Collected data entries:
○ ○ ○ ○ ○

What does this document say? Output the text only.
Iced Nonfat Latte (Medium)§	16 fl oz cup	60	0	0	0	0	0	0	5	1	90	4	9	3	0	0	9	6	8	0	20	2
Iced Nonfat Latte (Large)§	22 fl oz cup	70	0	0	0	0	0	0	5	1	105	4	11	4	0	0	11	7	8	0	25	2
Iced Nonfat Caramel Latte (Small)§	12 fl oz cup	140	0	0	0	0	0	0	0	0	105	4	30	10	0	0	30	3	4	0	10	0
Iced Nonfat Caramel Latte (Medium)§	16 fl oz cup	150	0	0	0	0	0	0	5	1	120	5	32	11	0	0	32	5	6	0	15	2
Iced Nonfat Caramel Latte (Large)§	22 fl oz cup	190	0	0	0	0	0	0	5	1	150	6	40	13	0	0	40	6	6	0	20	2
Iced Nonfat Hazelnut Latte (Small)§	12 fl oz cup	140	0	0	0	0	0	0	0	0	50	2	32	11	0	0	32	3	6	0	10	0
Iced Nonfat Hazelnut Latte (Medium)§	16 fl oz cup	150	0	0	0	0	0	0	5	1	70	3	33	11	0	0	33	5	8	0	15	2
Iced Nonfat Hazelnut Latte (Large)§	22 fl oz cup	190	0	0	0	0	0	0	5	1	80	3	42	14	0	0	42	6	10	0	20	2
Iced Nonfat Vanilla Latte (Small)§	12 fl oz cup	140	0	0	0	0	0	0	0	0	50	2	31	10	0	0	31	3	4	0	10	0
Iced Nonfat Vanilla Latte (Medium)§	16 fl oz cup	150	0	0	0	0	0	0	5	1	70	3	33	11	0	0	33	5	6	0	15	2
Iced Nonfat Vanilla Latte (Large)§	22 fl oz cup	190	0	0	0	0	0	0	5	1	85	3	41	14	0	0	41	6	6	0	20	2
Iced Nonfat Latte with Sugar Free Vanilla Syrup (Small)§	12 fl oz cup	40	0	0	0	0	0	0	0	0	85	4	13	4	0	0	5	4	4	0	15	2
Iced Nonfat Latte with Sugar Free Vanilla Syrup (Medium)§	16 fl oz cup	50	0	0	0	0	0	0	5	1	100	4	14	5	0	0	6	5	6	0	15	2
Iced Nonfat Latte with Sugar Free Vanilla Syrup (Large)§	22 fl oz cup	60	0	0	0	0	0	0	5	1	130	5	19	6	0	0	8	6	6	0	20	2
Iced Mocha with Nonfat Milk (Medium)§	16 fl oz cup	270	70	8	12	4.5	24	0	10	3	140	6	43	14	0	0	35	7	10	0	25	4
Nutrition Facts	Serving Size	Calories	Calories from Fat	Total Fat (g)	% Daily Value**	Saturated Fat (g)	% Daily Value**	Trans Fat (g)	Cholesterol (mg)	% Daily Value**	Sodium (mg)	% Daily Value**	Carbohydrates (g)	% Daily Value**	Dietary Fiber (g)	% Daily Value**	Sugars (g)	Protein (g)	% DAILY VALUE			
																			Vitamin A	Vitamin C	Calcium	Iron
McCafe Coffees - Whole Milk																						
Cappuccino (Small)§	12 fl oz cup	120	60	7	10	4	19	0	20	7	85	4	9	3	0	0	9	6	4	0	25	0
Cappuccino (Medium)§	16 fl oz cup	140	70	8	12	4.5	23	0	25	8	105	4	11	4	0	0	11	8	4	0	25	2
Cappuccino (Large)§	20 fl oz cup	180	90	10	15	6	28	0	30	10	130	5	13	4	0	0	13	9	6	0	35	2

○ ○ ○ ○ ○

● **What the task requires**
None of the records may be omitted; each is to be printed exactly.

● **Response for this exercise**
What does this document say? Output the text only.
Iced Nonfat Latte (Medium)§	16 fl oz cup	60	0	0	0	0	0	0	5	1	90	4	9	3	0	0	9	6	8	0	20	2
Iced Nonfat Latte (Large)§	22 fl oz cup	70	0	0	0	0	0	0	5	1	105	4	11	4	0	0	11	7	8	0	25	2
Iced Nonfat Caramel Latte (Small)§	12 fl oz cup	140	0	0	0	0	0	0	0	0	105	4	30	10	0	0	30	3	4	0	10	0
Iced Nonfat Caramel Latte (Medium)§	16 fl oz cup	150	0	0	0	0	0	0	5	1	120	5	32	11	0	0	32	5	6	0	15	2
Iced Nonfat Caramel Latte (Large)§	22 fl oz cup	190	0	0	0	0	0	0	5	1	150	6	40	13	0	0	40	6	6	0	20	2
Iced Nonfat Hazelnut Latte (Small)§	12 fl oz cup	140	0	0	0	0	0	0	0	0	50	2	32	11	0	0	32	3	6	0	10	0
Iced Nonfat Hazelnut Latte (Medium)§	16 fl oz cup	150	0	0	0	0	0	0	5	1	70	3	33	11	0	0	33	5	8	0	15	2
Iced Nonfat Hazelnut Latte (Large)§	22 fl oz cup	190	0	0	0	0	0	0	5	1	80	3	42	14	0	0	42	6	10	0	20	2
Iced Nonfat Vanilla Latte (Small)§	12 fl oz cup	140	0	0	0	0	0	0	0	0	50	2	31	10	0	0	31	3	4	0	10	0
Iced Nonfat Vanilla Latte (Medium)§	16 fl oz cup	150	0	0	0	0	0	0	5	1	70	3	33	11	0	0	33	5	6	0	15	2
Iced Nonfat Vanilla Latte (Large)§	22 fl oz cup	190	0	0	0	0	0	0	5	1	85	3	41	14	0	0	41	6	6	0	20	2
Iced Nonfat Latte with Sugar Free Vanilla Syrup (Small)§	12 fl oz cup	40	0	0	0	0	0	0	0	0	85	4	13	4	0	0	5	4	4	0	15	2
Iced Nonfat Latte with Sugar Free Vanilla Syrup (Medium)§	16 fl oz cup	50	0	0	0	0	0	0	5	1	100	4	14	5	0	0	6	5	6	0	15	2
Iced Nonfat Latte with Sugar Free Vanilla Syrup (Large)§	22 fl oz cup	60	0	0	0	0	0	0	5	1	130	5	19	6	0	0	8	6	6	0	20	2
Iced Mocha with Nonfat Milk (Medium)§	16 fl oz cup	270	70	8	12	4.5	24	0	10	3	140	6	43	14	0	0	35	7	10	0	25	4
Nutrition Facts	Serving Size	Calories	Calories from Fat	Total Fat (g)	% Daily Value**	Saturated Fat (g)	% Daily Value**	Trans Fat (g)	Cholesterol (mg)	% Daily Value**	Sodium (mg)	% Daily Value**	Carbohydrates (g)	% Daily Value**	Dietary Fiber (g)	% Daily Value**	Sugars (g)	Protein (g)	% DAILY VALUE			
																			Vitamin A	Vitamin C	Calcium	Iron
McCafe Coffees - Whole Milk																						
Cappuccino (Small)§	12 fl oz cup	120	60	7	10	4	19	0	20	7	85	4	9	3	0	0	9	6	4	0	25	0
Cappuccino (Medium)§	16 fl oz cup	140	70	8	12	4.5	23	0	25	8	105	4	11	4	0	0	11	8	4	0	25	2
Cappuccino (Large)§	20 fl oz cup	180	90	10	15	6	28	0	30	10	130	5	13	4	0	0	13	9	6	0	35	2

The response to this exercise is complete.